Tally how many lines hold the string "resource". Your reply should be that number alone.

======== Data for processing

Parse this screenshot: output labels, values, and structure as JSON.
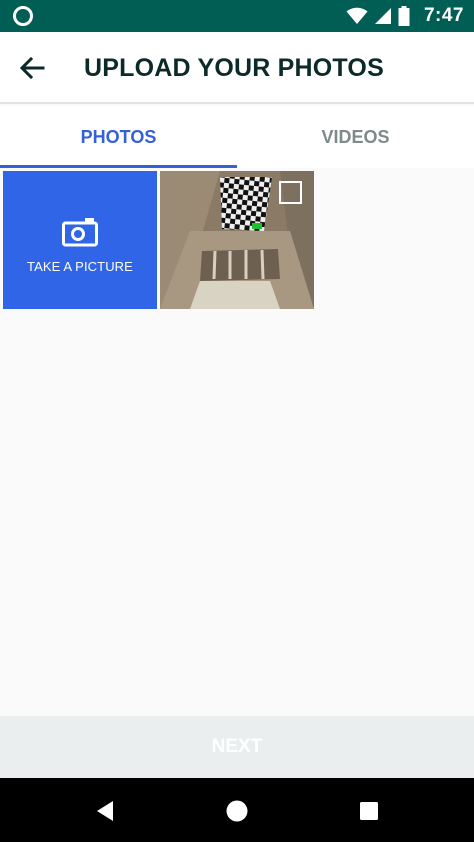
{
  "status_bar": {
    "time": "7:47",
    "icons": [
      "notification-ring-icon",
      "wifi-icon",
      "cell-signal-icon",
      "battery-icon"
    ]
  },
  "app_bar": {
    "title": "UPLOAD YOUR PHOTOS",
    "back_icon": "back-arrow-icon"
  },
  "tabs": [
    {
      "label": "PHOTOS",
      "active": true
    },
    {
      "label": "VIDEOS",
      "active": false
    }
  ],
  "grid": {
    "take_picture_label": "TAKE A PICTURE",
    "take_picture_icon": "camera-icon",
    "photos": [
      {
        "selected": false
      }
    ]
  },
  "next_button": {
    "label": "NEXT",
    "enabled": false
  },
  "nav_bar": {
    "icons": [
      "back-triangle-icon",
      "home-circle-icon",
      "recents-square-icon"
    ]
  },
  "colors": {
    "status_bar": "#005e54",
    "accent": "#3461d6",
    "take_picture_tile": "#2f65e6",
    "next_bar": "#eaeeee"
  }
}
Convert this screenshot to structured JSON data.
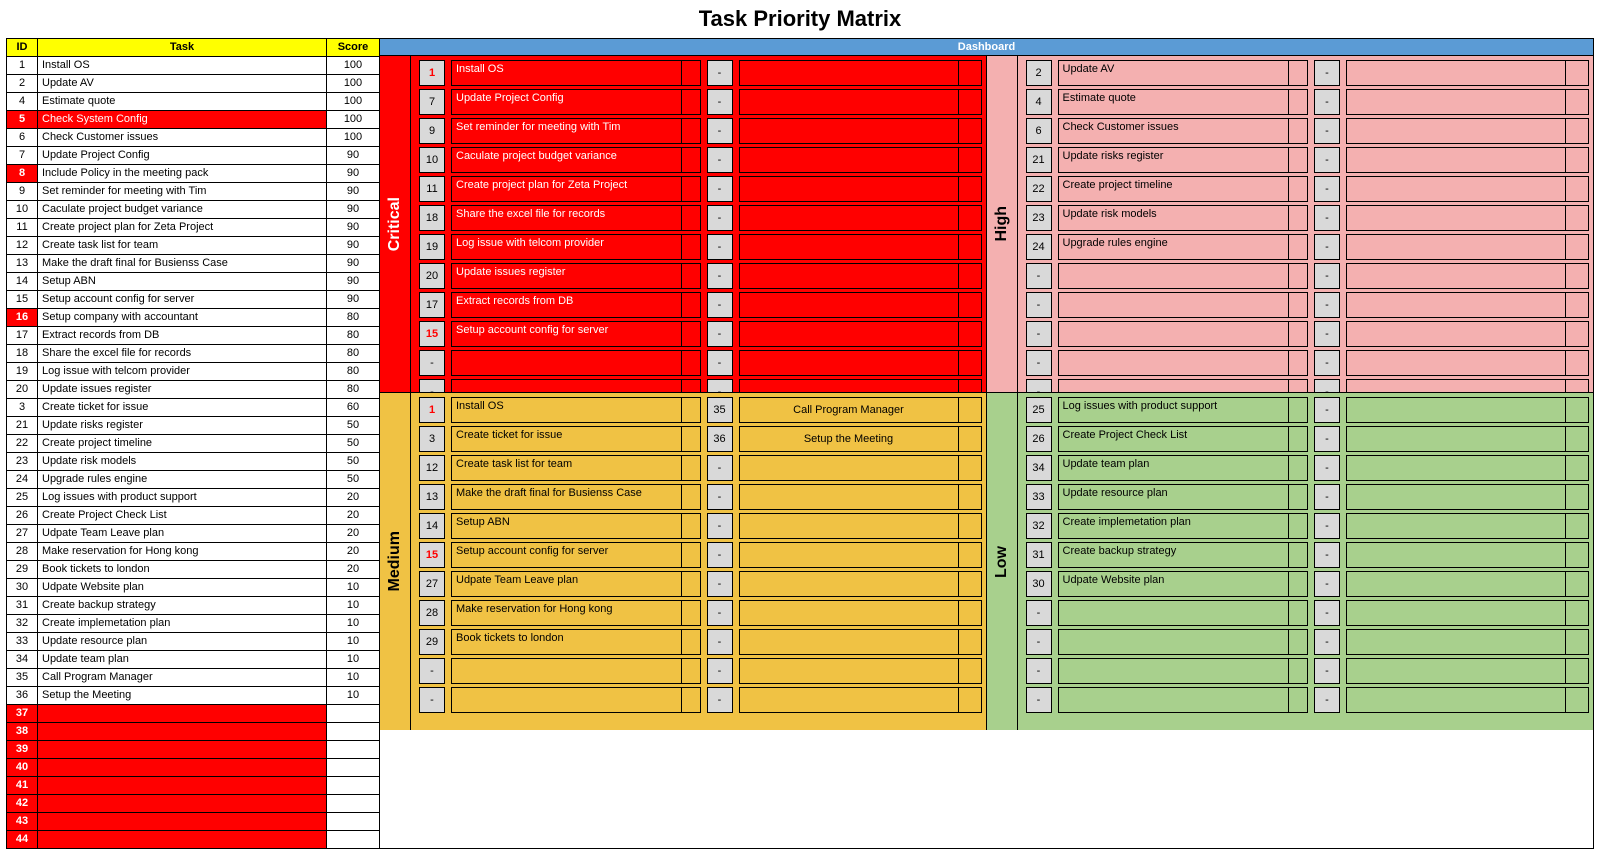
{
  "title": "Task Priority Matrix",
  "left": {
    "headers": {
      "id": "ID",
      "task": "Task",
      "score": "Score"
    },
    "rows": [
      {
        "id": "1",
        "task": "Install OS",
        "score": "100"
      },
      {
        "id": "2",
        "task": "Update AV",
        "score": "100"
      },
      {
        "id": "4",
        "task": "Estimate quote",
        "score": "100"
      },
      {
        "id": "5",
        "task": "Check System Config",
        "score": "100",
        "idred": true,
        "taskred": true
      },
      {
        "id": "6",
        "task": "Check Customer issues",
        "score": "100"
      },
      {
        "id": "7",
        "task": "Update Project Config",
        "score": "90"
      },
      {
        "id": "8",
        "task": "Include Policy in the meeting pack",
        "score": "90",
        "idred": true
      },
      {
        "id": "9",
        "task": "Set reminder for meeting with Tim",
        "score": "90"
      },
      {
        "id": "10",
        "task": "Caculate project budget variance",
        "score": "90"
      },
      {
        "id": "11",
        "task": "Create project plan for Zeta Project",
        "score": "90"
      },
      {
        "id": "12",
        "task": "Create task list for team",
        "score": "90"
      },
      {
        "id": "13",
        "task": "Make the draft final for Busienss Case",
        "score": "90"
      },
      {
        "id": "14",
        "task": "Setup ABN",
        "score": "90"
      },
      {
        "id": "15",
        "task": "Setup account config for server",
        "score": "90"
      },
      {
        "id": "16",
        "task": "Setup company with accountant",
        "score": "80",
        "idred": true
      },
      {
        "id": "17",
        "task": "Extract records from DB",
        "score": "80"
      },
      {
        "id": "18",
        "task": "Share the excel file for records",
        "score": "80"
      },
      {
        "id": "19",
        "task": "Log issue with telcom provider",
        "score": "80"
      },
      {
        "id": "20",
        "task": "Update issues register",
        "score": "80"
      },
      {
        "id": "3",
        "task": "Create ticket for issue",
        "score": "60"
      },
      {
        "id": "21",
        "task": "Update risks register",
        "score": "50"
      },
      {
        "id": "22",
        "task": "Create project timeline",
        "score": "50"
      },
      {
        "id": "23",
        "task": "Update risk models",
        "score": "50"
      },
      {
        "id": "24",
        "task": "Upgrade rules engine",
        "score": "50"
      },
      {
        "id": "25",
        "task": "Log issues with product support",
        "score": "20"
      },
      {
        "id": "26",
        "task": "Create Project Check List",
        "score": "20"
      },
      {
        "id": "27",
        "task": "Udpate Team Leave plan",
        "score": "20"
      },
      {
        "id": "28",
        "task": "Make reservation for Hong kong",
        "score": "20"
      },
      {
        "id": "29",
        "task": "Book tickets to london",
        "score": "20"
      },
      {
        "id": "30",
        "task": "Udpate Website plan",
        "score": "10"
      },
      {
        "id": "31",
        "task": "Create backup strategy",
        "score": "10"
      },
      {
        "id": "32",
        "task": "Create implemetation plan",
        "score": "10"
      },
      {
        "id": "33",
        "task": "Update resource plan",
        "score": "10"
      },
      {
        "id": "34",
        "task": "Update team plan",
        "score": "10"
      },
      {
        "id": "35",
        "task": "Call Program Manager",
        "score": "10"
      },
      {
        "id": "36",
        "task": "Setup the Meeting",
        "score": "10"
      },
      {
        "id": "37",
        "task": "",
        "score": "",
        "idred": true,
        "taskred": true
      },
      {
        "id": "38",
        "task": "",
        "score": "",
        "idred": true,
        "taskred": true
      },
      {
        "id": "39",
        "task": "",
        "score": "",
        "idred": true,
        "taskred": true
      },
      {
        "id": "40",
        "task": "",
        "score": "",
        "idred": true,
        "taskred": true
      },
      {
        "id": "41",
        "task": "",
        "score": "",
        "idred": true,
        "taskred": true
      },
      {
        "id": "42",
        "task": "",
        "score": "",
        "idred": true,
        "taskred": true
      },
      {
        "id": "43",
        "task": "",
        "score": "",
        "idred": true,
        "taskred": true
      },
      {
        "id": "44",
        "task": "",
        "score": "",
        "idred": true,
        "taskred": true
      }
    ]
  },
  "dashboard": {
    "header": "Dashboard",
    "critical": {
      "label": "Critical",
      "rows": [
        {
          "n": "1",
          "t": "Install OS",
          "red": true
        },
        {
          "n": "7",
          "t": "Update Project Config"
        },
        {
          "n": "9",
          "t": "Set reminder for meeting with Tim"
        },
        {
          "n": "10",
          "t": "Caculate project budget variance"
        },
        {
          "n": "11",
          "t": "Create project plan for Zeta Project"
        },
        {
          "n": "18",
          "t": "Share the excel file for records"
        },
        {
          "n": "19",
          "t": "Log issue with telcom provider"
        },
        {
          "n": "20",
          "t": "Update issues register"
        },
        {
          "n": "17",
          "t": "Extract records from DB"
        },
        {
          "n": "15",
          "t": "Setup account config for server",
          "red": true
        },
        {
          "n": "-",
          "t": ""
        },
        {
          "n": "-",
          "t": ""
        }
      ]
    },
    "high": {
      "label": "High",
      "rows": [
        {
          "n": "2",
          "t": "Update AV"
        },
        {
          "n": "4",
          "t": "Estimate quote"
        },
        {
          "n": "6",
          "t": "Check Customer issues"
        },
        {
          "n": "21",
          "t": "Update risks register"
        },
        {
          "n": "22",
          "t": "Create project timeline"
        },
        {
          "n": "23",
          "t": "Update risk models"
        },
        {
          "n": "24",
          "t": "Upgrade rules engine"
        },
        {
          "n": "-",
          "t": ""
        },
        {
          "n": "-",
          "t": ""
        },
        {
          "n": "-",
          "t": ""
        },
        {
          "n": "-",
          "t": ""
        },
        {
          "n": "-",
          "t": ""
        }
      ]
    },
    "medium": {
      "label": "Medium",
      "rows": [
        {
          "n": "1",
          "t": "Install OS",
          "red": true,
          "n2": "35",
          "t2": "Call Program Manager"
        },
        {
          "n": "3",
          "t": "Create ticket for issue",
          "n2": "36",
          "t2": "Setup the Meeting"
        },
        {
          "n": "12",
          "t": "Create task list for team"
        },
        {
          "n": "13",
          "t": "Make the draft final for Busienss Case"
        },
        {
          "n": "14",
          "t": "Setup ABN"
        },
        {
          "n": "15",
          "t": "Setup account config for server",
          "red": true
        },
        {
          "n": "27",
          "t": "Udpate Team Leave plan"
        },
        {
          "n": "28",
          "t": "Make reservation for Hong kong"
        },
        {
          "n": "29",
          "t": "Book tickets to london"
        },
        {
          "n": "-",
          "t": ""
        },
        {
          "n": "-",
          "t": ""
        }
      ]
    },
    "low": {
      "label": "Low",
      "rows": [
        {
          "n": "25",
          "t": "Log issues with product support"
        },
        {
          "n": "26",
          "t": "Create Project Check List"
        },
        {
          "n": "34",
          "t": "Update team plan"
        },
        {
          "n": "33",
          "t": "Update resource plan"
        },
        {
          "n": "32",
          "t": "Create implemetation plan"
        },
        {
          "n": "31",
          "t": "Create backup strategy"
        },
        {
          "n": "30",
          "t": "Udpate Website plan"
        },
        {
          "n": "-",
          "t": ""
        },
        {
          "n": "-",
          "t": ""
        },
        {
          "n": "-",
          "t": ""
        },
        {
          "n": "-",
          "t": ""
        }
      ]
    }
  }
}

================

▶ **Result of the task**
2